### GIVEN INSTRUCTION
Make an exact copy of the listing below.

### DATA LISTING

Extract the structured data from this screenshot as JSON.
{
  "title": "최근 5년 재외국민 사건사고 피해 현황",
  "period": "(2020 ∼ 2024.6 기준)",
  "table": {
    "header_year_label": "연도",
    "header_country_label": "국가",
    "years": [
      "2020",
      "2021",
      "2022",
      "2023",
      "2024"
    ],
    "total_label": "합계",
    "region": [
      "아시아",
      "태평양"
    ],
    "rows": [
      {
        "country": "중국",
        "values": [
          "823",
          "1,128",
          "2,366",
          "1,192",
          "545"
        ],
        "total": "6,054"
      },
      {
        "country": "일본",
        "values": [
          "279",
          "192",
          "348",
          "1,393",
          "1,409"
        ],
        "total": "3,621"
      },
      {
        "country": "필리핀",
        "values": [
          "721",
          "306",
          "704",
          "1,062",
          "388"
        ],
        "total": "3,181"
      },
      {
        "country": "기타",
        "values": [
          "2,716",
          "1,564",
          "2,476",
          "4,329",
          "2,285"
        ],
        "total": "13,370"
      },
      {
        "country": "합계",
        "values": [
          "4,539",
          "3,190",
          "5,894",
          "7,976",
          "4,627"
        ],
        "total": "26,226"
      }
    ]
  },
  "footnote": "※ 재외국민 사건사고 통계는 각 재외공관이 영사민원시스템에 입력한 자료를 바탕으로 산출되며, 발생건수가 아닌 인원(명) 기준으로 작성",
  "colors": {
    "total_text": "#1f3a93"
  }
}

### EXERCISE OUTPUT
Extract the structured data from this screenshot as JSON.
{
  "title": "최근 5년 재외국민 사건사고 피해 현황",
  "period": "(2020 ∼ 2024.6 기준)",
  "table": {
    "header_year_label": "연도",
    "header_country_label": "국가",
    "years": [
      "2020",
      "2021",
      "2022",
      "2023",
      "2024"
    ],
    "total_label": "합계",
    "region": [
      "아시아",
      "태평양"
    ],
    "rows": [
      {
        "country": "중국",
        "values": [
          "823",
          "1,128",
          "2,366",
          "1,192",
          "545"
        ],
        "total": "6,054"
      },
      {
        "country": "일본",
        "values": [
          "279",
          "192",
          "348",
          "1,393",
          "1,409"
        ],
        "total": "3,621"
      },
      {
        "country": "필리핀",
        "values": [
          "721",
          "306",
          "704",
          "1,062",
          "388"
        ],
        "total": "3,181"
      },
      {
        "country": "기타",
        "values": [
          "2,716",
          "1,564",
          "2,476",
          "4,329",
          "2,285"
        ],
        "total": "13,370"
      },
      {
        "country": "합계",
        "values": [
          "4,539",
          "3,190",
          "5,894",
          "7,976",
          "4,627"
        ],
        "total": "26,226"
      }
    ]
  },
  "footnote": "※ 재외국민 사건사고 통계는 각 재외공관이 영사민원시스템에 입력한 자료를 바탕으로 산출되며, 발생건수가 아닌 인원(명) 기준으로 작성",
  "colors": {
    "total_text": "#1f3a93"
  }
}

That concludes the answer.